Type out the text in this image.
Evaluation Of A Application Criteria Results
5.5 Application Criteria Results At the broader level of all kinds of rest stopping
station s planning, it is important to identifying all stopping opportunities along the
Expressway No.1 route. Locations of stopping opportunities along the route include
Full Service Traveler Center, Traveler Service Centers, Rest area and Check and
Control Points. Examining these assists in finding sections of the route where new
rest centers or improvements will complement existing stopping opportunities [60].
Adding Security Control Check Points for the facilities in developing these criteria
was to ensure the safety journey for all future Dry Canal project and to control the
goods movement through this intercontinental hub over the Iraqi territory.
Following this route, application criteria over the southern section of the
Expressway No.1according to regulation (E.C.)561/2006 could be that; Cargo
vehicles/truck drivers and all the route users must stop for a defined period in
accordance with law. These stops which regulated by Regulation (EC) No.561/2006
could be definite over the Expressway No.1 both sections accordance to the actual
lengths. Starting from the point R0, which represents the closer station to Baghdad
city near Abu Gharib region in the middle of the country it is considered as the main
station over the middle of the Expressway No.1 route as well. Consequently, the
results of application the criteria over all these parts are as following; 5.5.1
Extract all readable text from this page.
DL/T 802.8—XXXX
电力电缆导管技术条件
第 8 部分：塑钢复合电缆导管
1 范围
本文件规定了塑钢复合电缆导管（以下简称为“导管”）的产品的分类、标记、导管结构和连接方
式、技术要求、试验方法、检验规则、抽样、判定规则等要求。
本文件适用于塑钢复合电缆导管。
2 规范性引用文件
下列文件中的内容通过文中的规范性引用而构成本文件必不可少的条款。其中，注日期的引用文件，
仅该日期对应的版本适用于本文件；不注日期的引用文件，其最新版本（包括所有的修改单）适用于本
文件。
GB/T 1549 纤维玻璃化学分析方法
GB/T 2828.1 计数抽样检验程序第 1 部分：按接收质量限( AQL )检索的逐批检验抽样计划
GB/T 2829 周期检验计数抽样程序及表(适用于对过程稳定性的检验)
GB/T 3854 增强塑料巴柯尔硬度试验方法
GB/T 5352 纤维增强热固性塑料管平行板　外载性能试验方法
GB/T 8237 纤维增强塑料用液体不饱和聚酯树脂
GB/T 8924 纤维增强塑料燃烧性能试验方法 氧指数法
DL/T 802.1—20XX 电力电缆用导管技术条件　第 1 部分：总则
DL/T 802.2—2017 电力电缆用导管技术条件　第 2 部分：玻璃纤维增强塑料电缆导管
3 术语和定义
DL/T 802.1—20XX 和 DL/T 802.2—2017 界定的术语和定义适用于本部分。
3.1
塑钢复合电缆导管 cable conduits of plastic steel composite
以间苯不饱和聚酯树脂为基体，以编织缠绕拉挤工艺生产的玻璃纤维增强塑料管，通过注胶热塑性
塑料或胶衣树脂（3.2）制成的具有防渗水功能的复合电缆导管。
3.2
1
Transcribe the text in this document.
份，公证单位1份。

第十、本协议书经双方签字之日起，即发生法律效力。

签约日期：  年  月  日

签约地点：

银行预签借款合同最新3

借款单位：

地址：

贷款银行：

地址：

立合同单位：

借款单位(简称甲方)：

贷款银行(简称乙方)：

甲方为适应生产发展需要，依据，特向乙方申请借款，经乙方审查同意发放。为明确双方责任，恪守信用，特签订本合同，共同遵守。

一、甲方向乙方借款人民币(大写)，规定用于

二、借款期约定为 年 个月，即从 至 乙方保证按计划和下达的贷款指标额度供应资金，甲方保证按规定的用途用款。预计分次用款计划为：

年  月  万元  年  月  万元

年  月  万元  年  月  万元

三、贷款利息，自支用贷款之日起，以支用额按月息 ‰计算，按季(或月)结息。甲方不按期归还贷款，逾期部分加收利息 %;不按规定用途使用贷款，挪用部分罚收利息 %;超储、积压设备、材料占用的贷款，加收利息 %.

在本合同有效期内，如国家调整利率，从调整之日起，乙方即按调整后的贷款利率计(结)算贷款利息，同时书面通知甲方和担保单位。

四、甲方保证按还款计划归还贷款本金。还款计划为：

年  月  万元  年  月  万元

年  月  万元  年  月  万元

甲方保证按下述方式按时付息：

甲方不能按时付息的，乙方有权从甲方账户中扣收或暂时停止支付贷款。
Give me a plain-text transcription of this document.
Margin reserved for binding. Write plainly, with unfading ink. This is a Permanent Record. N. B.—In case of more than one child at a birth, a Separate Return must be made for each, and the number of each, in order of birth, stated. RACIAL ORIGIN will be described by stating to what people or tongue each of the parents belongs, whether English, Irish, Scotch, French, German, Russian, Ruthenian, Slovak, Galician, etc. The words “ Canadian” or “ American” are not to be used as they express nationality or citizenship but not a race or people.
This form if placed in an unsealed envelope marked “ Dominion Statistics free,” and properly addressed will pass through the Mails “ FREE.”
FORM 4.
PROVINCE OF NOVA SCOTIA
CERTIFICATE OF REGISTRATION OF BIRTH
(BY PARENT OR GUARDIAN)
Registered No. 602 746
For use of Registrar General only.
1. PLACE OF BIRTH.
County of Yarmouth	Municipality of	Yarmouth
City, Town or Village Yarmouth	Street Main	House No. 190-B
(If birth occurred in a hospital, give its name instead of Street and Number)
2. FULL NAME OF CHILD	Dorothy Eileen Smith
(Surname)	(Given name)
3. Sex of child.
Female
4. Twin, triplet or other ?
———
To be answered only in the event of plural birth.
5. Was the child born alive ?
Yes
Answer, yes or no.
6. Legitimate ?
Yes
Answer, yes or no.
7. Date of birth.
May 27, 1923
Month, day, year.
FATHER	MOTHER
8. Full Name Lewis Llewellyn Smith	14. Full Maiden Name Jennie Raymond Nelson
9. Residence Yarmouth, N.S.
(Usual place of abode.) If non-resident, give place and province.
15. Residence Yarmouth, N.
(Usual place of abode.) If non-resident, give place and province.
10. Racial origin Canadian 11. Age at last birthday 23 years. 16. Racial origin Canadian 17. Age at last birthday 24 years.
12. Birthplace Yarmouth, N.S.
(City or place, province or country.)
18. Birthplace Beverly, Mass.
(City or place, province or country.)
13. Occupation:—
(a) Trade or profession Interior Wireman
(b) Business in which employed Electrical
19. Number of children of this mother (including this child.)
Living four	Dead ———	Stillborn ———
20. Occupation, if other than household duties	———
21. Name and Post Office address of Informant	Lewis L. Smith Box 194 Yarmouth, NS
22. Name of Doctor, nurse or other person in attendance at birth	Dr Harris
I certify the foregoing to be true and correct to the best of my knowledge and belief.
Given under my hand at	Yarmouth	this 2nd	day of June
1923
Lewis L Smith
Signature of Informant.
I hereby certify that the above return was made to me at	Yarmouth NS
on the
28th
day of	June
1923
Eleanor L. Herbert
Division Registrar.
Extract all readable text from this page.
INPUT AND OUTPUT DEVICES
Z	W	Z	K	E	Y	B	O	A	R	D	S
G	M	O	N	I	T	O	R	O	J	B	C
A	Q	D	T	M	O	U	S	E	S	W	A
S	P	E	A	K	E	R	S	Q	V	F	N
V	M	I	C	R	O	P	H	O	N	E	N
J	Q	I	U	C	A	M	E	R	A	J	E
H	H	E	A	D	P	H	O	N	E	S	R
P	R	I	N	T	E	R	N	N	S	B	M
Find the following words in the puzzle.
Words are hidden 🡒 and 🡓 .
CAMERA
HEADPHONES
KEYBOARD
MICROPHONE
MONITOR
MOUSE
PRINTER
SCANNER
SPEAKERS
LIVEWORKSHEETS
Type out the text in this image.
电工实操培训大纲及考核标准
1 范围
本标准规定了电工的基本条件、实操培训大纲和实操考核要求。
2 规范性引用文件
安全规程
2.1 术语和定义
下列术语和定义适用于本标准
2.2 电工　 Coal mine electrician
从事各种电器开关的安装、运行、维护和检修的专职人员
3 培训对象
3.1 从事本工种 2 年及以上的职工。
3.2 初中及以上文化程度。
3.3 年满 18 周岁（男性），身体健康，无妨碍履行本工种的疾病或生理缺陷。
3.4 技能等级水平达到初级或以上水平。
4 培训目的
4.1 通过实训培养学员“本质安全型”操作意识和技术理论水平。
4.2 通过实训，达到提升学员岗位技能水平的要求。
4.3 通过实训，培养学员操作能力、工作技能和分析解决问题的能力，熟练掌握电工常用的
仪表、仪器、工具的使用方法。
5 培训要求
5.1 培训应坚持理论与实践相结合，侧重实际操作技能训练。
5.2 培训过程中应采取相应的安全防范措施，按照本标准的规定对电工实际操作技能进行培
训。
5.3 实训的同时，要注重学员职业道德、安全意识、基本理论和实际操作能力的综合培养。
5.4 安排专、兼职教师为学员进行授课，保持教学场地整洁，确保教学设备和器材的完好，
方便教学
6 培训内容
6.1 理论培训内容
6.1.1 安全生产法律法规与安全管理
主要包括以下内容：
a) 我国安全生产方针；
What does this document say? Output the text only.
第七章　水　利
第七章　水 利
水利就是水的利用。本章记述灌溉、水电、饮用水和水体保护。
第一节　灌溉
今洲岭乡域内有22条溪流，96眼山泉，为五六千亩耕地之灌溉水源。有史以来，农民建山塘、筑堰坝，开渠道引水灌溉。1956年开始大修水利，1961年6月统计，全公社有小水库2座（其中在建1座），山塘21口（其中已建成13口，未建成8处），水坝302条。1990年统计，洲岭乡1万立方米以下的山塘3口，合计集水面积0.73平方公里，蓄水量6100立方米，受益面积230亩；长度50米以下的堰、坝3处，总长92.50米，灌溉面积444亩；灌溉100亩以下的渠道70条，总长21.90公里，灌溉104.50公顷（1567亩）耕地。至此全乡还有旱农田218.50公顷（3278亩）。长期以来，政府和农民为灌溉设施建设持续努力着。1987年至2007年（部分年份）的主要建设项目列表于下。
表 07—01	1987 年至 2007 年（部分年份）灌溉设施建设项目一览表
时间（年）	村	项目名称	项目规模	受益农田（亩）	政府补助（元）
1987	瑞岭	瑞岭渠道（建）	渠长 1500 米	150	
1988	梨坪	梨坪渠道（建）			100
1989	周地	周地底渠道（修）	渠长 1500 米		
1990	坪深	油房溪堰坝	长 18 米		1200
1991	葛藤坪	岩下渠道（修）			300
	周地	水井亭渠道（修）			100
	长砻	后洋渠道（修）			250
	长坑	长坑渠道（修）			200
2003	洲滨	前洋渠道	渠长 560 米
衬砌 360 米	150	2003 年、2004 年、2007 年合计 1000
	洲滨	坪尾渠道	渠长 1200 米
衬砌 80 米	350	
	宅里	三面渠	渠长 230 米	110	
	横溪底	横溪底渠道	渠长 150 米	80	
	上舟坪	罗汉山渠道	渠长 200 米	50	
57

##########

**INSTRUCTIONS TO FOLLOW**
Identify all lines in the records above with the word "which".

**OUTPUT**
accordance with law. These stops which regulated by Regulation (EC) No.561/2006
lengths. Starting from the point R0, which represents the closer station to Baghdad
(b) Business in which employed Electrical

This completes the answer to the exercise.